* **Job**: State how many lines hold the string "source". Give the number and nothing else.

* **Records shown**:

-*-

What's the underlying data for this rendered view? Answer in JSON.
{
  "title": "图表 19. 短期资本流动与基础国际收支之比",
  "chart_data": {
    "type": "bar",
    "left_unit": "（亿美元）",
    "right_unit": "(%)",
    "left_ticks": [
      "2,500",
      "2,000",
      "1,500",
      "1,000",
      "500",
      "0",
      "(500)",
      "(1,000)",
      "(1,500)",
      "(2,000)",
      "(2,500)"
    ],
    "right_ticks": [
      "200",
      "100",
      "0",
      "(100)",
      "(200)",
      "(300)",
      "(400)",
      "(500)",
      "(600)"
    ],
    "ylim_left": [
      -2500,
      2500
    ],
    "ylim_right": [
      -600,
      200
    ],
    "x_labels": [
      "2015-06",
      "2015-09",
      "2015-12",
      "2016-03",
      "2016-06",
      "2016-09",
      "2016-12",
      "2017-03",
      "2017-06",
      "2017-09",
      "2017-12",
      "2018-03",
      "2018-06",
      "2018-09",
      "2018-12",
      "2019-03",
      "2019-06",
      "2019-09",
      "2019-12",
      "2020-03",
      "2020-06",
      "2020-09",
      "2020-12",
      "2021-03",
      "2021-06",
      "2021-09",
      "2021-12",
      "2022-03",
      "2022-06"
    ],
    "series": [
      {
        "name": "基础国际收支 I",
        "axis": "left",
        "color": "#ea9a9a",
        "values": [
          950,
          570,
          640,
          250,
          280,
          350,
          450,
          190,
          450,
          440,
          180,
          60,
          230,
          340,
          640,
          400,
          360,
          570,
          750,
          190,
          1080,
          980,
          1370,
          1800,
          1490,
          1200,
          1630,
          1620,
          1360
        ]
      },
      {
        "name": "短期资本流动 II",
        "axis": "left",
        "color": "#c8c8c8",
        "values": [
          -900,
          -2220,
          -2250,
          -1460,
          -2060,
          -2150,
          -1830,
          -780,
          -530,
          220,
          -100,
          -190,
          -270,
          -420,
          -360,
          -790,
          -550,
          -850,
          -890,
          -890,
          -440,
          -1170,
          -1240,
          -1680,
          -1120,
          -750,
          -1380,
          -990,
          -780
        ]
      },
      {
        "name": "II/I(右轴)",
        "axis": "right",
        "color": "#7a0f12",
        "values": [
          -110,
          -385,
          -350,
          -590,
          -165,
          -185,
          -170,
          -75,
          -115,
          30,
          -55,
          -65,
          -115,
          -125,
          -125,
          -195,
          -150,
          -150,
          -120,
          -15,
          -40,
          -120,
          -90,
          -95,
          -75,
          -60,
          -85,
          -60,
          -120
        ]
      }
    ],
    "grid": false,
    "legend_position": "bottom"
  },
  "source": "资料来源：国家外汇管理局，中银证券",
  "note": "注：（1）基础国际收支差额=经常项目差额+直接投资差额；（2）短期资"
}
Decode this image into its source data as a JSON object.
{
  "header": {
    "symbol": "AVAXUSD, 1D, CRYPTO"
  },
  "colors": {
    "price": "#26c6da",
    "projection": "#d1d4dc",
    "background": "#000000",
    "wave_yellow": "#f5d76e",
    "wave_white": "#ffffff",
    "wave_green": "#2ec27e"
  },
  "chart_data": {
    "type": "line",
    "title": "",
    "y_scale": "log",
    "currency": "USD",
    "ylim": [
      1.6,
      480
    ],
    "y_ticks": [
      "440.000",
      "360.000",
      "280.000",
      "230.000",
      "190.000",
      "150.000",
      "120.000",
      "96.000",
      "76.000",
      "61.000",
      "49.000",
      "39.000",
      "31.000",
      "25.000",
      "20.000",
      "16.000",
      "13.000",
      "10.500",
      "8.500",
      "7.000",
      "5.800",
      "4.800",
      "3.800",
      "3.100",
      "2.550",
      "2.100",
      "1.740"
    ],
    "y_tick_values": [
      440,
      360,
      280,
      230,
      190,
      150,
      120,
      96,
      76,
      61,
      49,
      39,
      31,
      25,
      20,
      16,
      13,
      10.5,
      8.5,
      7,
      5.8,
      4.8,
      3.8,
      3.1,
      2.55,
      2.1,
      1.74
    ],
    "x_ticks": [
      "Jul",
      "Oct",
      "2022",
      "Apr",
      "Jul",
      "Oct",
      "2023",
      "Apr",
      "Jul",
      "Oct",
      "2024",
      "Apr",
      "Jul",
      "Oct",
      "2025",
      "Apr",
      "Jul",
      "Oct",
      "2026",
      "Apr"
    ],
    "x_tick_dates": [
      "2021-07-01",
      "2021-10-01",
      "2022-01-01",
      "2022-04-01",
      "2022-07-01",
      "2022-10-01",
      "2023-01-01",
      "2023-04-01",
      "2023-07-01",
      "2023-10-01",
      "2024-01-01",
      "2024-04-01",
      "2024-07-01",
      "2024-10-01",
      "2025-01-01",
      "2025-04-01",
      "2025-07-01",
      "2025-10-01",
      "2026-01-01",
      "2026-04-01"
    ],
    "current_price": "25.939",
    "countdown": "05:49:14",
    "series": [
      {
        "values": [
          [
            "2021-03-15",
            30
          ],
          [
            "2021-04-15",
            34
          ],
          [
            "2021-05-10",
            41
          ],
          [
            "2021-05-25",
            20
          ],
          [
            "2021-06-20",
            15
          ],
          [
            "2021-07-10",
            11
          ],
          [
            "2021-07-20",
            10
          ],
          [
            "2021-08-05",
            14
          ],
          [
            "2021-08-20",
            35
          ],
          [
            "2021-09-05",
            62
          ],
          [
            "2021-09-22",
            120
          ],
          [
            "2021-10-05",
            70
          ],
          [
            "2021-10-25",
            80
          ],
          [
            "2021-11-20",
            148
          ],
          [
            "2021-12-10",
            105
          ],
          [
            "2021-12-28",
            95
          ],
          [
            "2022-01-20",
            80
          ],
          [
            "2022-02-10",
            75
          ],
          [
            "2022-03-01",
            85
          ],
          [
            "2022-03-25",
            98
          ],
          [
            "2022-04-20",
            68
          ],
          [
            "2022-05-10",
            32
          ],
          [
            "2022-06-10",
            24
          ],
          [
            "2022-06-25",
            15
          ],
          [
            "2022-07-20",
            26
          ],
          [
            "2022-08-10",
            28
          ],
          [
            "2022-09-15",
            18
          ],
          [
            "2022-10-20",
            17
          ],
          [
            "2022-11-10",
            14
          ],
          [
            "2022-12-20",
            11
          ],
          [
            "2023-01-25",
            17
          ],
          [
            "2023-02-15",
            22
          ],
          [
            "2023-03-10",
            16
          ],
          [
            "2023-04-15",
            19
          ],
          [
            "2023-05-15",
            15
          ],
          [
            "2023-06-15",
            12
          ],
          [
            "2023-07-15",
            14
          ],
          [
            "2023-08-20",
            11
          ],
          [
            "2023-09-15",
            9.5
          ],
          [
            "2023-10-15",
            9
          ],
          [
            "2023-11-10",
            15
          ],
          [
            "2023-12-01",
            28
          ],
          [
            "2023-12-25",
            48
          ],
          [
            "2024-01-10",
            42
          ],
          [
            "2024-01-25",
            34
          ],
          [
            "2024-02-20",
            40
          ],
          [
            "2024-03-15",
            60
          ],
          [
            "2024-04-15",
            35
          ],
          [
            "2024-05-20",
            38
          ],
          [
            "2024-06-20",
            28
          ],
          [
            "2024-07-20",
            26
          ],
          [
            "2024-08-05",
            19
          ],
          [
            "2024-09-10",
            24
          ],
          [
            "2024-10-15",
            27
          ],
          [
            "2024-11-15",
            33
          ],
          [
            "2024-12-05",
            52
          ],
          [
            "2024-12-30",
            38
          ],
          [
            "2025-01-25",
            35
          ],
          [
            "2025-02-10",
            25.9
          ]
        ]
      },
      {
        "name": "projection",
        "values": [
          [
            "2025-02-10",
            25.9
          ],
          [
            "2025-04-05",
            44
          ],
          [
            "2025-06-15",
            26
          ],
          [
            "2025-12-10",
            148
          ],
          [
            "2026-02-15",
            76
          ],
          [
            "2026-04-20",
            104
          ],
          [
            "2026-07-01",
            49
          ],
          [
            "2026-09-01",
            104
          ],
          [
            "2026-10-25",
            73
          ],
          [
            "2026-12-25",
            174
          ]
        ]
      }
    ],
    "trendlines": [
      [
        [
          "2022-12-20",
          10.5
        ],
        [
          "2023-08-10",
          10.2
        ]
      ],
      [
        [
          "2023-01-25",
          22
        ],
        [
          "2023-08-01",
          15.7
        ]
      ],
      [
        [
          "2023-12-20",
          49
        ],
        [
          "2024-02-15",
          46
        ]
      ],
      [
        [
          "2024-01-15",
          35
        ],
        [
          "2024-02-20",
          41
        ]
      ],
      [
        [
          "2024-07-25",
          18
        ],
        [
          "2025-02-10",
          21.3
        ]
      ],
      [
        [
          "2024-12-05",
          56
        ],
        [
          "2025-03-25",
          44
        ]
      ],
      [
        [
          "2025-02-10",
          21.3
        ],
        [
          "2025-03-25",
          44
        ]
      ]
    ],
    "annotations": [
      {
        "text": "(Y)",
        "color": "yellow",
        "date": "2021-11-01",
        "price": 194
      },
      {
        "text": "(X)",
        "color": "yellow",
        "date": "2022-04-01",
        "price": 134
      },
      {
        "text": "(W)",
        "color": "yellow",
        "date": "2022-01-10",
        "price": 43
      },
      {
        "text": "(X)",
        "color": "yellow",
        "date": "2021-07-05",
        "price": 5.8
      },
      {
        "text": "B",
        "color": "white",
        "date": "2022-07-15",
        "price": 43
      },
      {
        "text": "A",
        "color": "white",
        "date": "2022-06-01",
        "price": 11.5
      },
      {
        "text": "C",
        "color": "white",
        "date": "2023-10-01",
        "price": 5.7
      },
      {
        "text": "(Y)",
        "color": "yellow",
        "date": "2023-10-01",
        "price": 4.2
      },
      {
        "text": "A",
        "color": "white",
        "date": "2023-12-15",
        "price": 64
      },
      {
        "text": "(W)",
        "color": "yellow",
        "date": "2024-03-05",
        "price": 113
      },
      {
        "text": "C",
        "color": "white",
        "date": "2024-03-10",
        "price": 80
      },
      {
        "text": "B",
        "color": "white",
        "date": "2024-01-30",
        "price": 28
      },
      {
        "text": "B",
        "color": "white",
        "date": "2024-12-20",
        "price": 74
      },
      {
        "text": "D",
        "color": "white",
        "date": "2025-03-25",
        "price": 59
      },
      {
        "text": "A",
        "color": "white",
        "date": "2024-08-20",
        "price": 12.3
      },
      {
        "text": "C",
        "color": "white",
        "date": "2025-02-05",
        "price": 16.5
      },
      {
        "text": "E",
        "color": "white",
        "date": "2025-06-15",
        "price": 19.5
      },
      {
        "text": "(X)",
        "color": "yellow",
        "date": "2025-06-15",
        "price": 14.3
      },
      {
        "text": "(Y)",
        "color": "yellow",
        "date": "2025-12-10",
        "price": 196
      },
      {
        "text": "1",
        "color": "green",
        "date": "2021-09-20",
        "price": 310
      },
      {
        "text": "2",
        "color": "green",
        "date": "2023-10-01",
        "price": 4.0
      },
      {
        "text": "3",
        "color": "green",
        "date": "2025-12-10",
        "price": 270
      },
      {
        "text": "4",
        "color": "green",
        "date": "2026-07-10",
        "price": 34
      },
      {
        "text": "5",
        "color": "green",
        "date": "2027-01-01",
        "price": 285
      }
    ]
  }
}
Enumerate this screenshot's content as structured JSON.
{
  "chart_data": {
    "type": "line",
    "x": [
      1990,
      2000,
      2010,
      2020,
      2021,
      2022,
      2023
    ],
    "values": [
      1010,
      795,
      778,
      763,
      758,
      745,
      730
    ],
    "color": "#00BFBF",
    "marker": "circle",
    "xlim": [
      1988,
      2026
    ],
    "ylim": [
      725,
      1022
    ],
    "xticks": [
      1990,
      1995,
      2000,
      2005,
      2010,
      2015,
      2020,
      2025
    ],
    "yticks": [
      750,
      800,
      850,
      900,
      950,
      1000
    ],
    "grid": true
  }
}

-*-

* **Output of the exercise**: 2